Task prompt: Write out every line of the material as it stands, apart from the pictures.

= = =

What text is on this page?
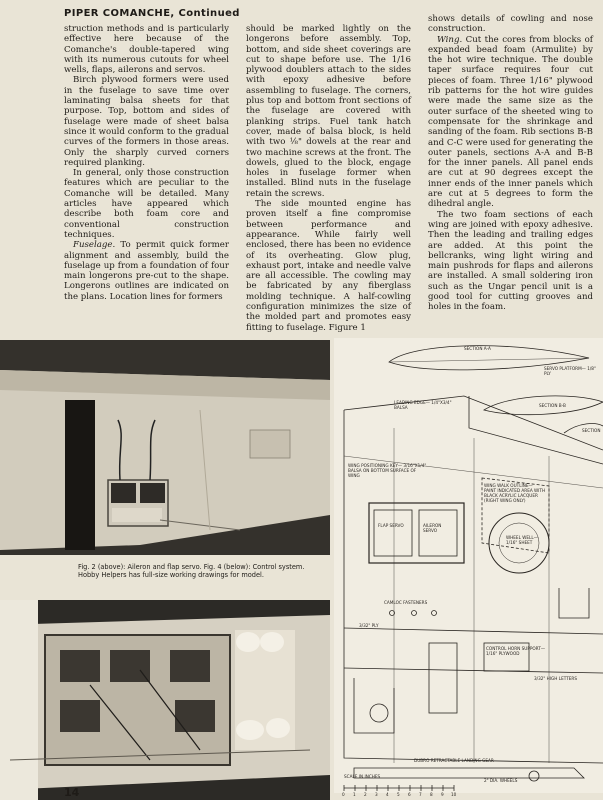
PIPER COMANCHE, Continued

struction methods and is particularly effective here because of the Comanche's double-tapered wing with its numerous cutouts for wheel wells, flaps, ailerons and servos.

Birch plywood formers were used in the fuselage to save time over laminating balsa sheets for that purpose. Top, bottom and sides of fuselage were made of sheet balsa since it would conform to the gradual curves of the formers in those areas. Only the sharply curved corners required planking.

In general, only those construction features which are peculiar to the Comanche will be detailed. Many articles have appeared which describe both foam core and conventional construction techniques.

Fuselage. To permit quick former alignment and assembly, build the fuselage up from a foundation of four main longerons pre-cut to the shape. Longerons outlines are indicated on the plans. Location lines for formers

should be marked lightly on the longerons before assembly. Top, bottom, and side sheet coverings are cut to shape before use. The 1/16 plywood doublers attach to the sides with epoxy adhesive before assembling to fuselage. The corners, plus top and bottom front sections of the fuselage are covered with planking strips. Fuel tank hatch cover, made of balsa block, is held with two ⅛" dowels at the rear and two machine screws at the front. The dowels, glued to the block, engage holes in fuselage former when installed. Blind nuts in the fuselage retain the screws.

The side mounted engine has proven itself a fine compromise between performance and appearance. While fairly well enclosed, there has been no evidence of its overheating. Glow plug, exhaust port, intake and needle valve are all accessible. The cowling may be fabricated by any fiberglass molding technique. A half-cowling configuration minimizes the size of the molded part and promotes easy fitting to fuselage. Figure 1

shows details of cowling and nose construction.

Wing. Cut the cores from blocks of expanded bead foam (Armulite) by the hot wire technique. The double taper surface requires four cut pieces of foam. Three 1/16" plywood rib patterns for the hot wire guides were made the same size as the outer surface of the sheeted wing to compensate for the shrinkage and sanding of the foam. Rib sections B-B and C-C were used for generating the outer panels, sections A-A and B-B for the inner panels. All panel ends are cut at 90 degrees except the inner ends of the inner panels which are cut at 5 degrees to form the dihedral angle.

The two foam sections of each wing are joined with epoxy adhesive. Then the leading and trailing edges are added. At this point the bellcranks, wing light wiring and main pushrods for flaps and ailerons are installed. A small soldering iron such as the Ungar pencil unit is a good tool for cutting grooves and holes in the foam.

Fig. 2 (above): Aileron and flap servo. Fig. 4 (below): Control system. Hobby Helpers has full-size working drawings for model.
SECTION A-A
SERVO PLATFORM— 1/8" PLY
LEADING EDGE— 1/4"X3/4" BALSA	SECTION B-B
SECTION
WING POSITIONING KEY— 3/16"X1/4" BALSA ON BOTTOM SURFACE OF WING
WING WALK OUTLINE— PAINT INDICATED AREA WITH BLACK ACRYLIC LACQUER (RIGHT WING ONLY)
FLAP SERVO	AILERON SERVO
WHEEL WELL— 1/16" SHEET
CAMLOC FASTENERS
3/32" PLY
CONTROL HORN SUPPORT— 1/16" PLYWOOD
3/32" HIGH LETTERS
DUBRO RETRACTABLE LANDING GEAR
2" DIA. WHEELS
SCALE IN INCHES
0 1 2 3 4 5 6 7 8 9 10
14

= = =

Result of this exercise:
What text is on this page?
PIPER COMANCHE, Continued

struction methods and is particularly effective here because of the Comanche's double-tapered wing with its numerous cutouts for wheel wells, flaps, ailerons and servos.

Birch plywood formers were used in the fuselage to save time over laminating balsa sheets for that purpose. Top, bottom and sides of fuselage were made of sheet balsa since it would conform to the gradual curves of the formers in those areas. Only the sharply curved corners required planking.

In general, only those construction features which are peculiar to the Comanche will be detailed. Many articles have appeared which describe both foam core and conventional construction techniques.

Fuselage. To permit quick former alignment and assembly, build the fuselage up from a foundation of four main longerons pre-cut to the shape. Longerons outlines are indicated on the plans. Location lines for formers

should be marked lightly on the longerons before assembly. Top, bottom, and side sheet coverings are cut to shape before use. The 1/16 plywood doublers attach to the sides with epoxy adhesive before assembling to fuselage. The corners, plus top and bottom front sections of the fuselage are covered with planking strips. Fuel tank hatch cover, made of balsa block, is held with two ⅛" dowels at the rear and two machine screws at the front. The dowels, glued to the block, engage holes in fuselage former when installed. Blind nuts in the fuselage retain the screws.

The side mounted engine has proven itself a fine compromise between performance and appearance. While fairly well enclosed, there has been no evidence of its overheating. Glow plug, exhaust port, intake and needle valve are all accessible. The cowling may be fabricated by any fiberglass molding technique. A half-cowling configuration minimizes the size of the molded part and promotes easy fitting to fuselage. Figure 1

shows details of cowling and nose construction.

Wing. Cut the cores from blocks of expanded bead foam (Armulite) by the hot wire technique. The double taper surface requires four cut pieces of foam. Three 1/16" plywood rib patterns for the hot wire guides were made the same size as the outer surface of the sheeted wing to compensate for the shrinkage and sanding of the foam. Rib sections B-B and C-C were used for generating the outer panels, sections A-A and B-B for the inner panels. All panel ends are cut at 90 degrees except the inner ends of the inner panels which are cut at 5 degrees to form the dihedral angle.

The two foam sections of each wing are joined with epoxy adhesive. Then the leading and trailing edges are added. At this point the bellcranks, wing light wiring and main pushrods for flaps and ailerons are installed. A small soldering iron such as the Ungar pencil unit is a good tool for cutting grooves and holes in the foam.

Fig. 2 (above): Aileron and flap servo. Fig. 4 (below): Control system. Hobby Helpers has full-size working drawings for model.
SECTION A-A
SERVO PLATFORM— 1/8" PLY
LEADING EDGE— 1/4"X3/4" BALSA	SECTION B-B
SECTION
WING POSITIONING KEY— 3/16"X1/4" BALSA ON BOTTOM SURFACE OF WING
WING WALK OUTLINE— PAINT INDICATED AREA WITH BLACK ACRYLIC LACQUER (RIGHT WING ONLY)
FLAP SERVO	AILERON SERVO
WHEEL WELL— 1/16" SHEET
CAMLOC FASTENERS
3/32" PLY
CONTROL HORN SUPPORT— 1/16" PLYWOOD
3/32" HIGH LETTERS
DUBRO RETRACTABLE LANDING GEAR
2" DIA. WHEELS
SCALE IN INCHES
0 1 2 3 4 5 6 7 8 9 10
14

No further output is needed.